• **GIVEN EXERCISE**
Return each line that holds the word "true".

===== EXTRACTED MATERIAL =====

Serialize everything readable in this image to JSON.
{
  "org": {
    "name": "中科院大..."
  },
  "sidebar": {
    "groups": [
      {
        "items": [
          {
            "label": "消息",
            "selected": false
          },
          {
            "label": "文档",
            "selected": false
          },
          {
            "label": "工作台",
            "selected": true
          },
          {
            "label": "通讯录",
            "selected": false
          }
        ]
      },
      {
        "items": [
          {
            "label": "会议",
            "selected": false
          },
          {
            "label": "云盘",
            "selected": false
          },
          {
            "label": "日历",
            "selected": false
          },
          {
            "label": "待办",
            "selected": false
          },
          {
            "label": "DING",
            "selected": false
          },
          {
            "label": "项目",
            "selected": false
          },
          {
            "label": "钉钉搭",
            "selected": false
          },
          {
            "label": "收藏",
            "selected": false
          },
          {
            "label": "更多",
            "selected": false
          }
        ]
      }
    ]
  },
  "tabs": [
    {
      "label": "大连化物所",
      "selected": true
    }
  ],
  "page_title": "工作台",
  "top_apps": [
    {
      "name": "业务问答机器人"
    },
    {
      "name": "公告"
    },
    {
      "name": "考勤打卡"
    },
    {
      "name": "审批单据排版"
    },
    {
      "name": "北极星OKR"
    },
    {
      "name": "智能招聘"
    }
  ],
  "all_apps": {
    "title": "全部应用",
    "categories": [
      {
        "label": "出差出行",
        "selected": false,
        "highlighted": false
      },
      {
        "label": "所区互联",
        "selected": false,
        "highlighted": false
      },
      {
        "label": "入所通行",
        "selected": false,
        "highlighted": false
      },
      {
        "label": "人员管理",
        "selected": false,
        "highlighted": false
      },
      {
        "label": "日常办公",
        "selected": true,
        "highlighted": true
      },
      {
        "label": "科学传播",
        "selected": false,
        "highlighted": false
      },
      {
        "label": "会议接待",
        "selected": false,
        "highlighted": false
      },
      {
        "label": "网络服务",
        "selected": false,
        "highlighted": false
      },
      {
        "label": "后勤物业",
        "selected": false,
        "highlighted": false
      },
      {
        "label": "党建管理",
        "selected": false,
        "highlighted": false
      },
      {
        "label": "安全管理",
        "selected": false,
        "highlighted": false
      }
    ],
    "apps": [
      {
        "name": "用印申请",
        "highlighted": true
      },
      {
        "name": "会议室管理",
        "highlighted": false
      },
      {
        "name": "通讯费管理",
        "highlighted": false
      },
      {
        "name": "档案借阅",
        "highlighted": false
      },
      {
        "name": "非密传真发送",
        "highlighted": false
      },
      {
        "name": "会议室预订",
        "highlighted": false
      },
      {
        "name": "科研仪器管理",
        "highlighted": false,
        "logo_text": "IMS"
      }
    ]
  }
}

=====

• **PROBLEM SOLUTION**
            "selected": true
      "selected": true
        "selected": true,
        "highlighted": true
        "highlighted": true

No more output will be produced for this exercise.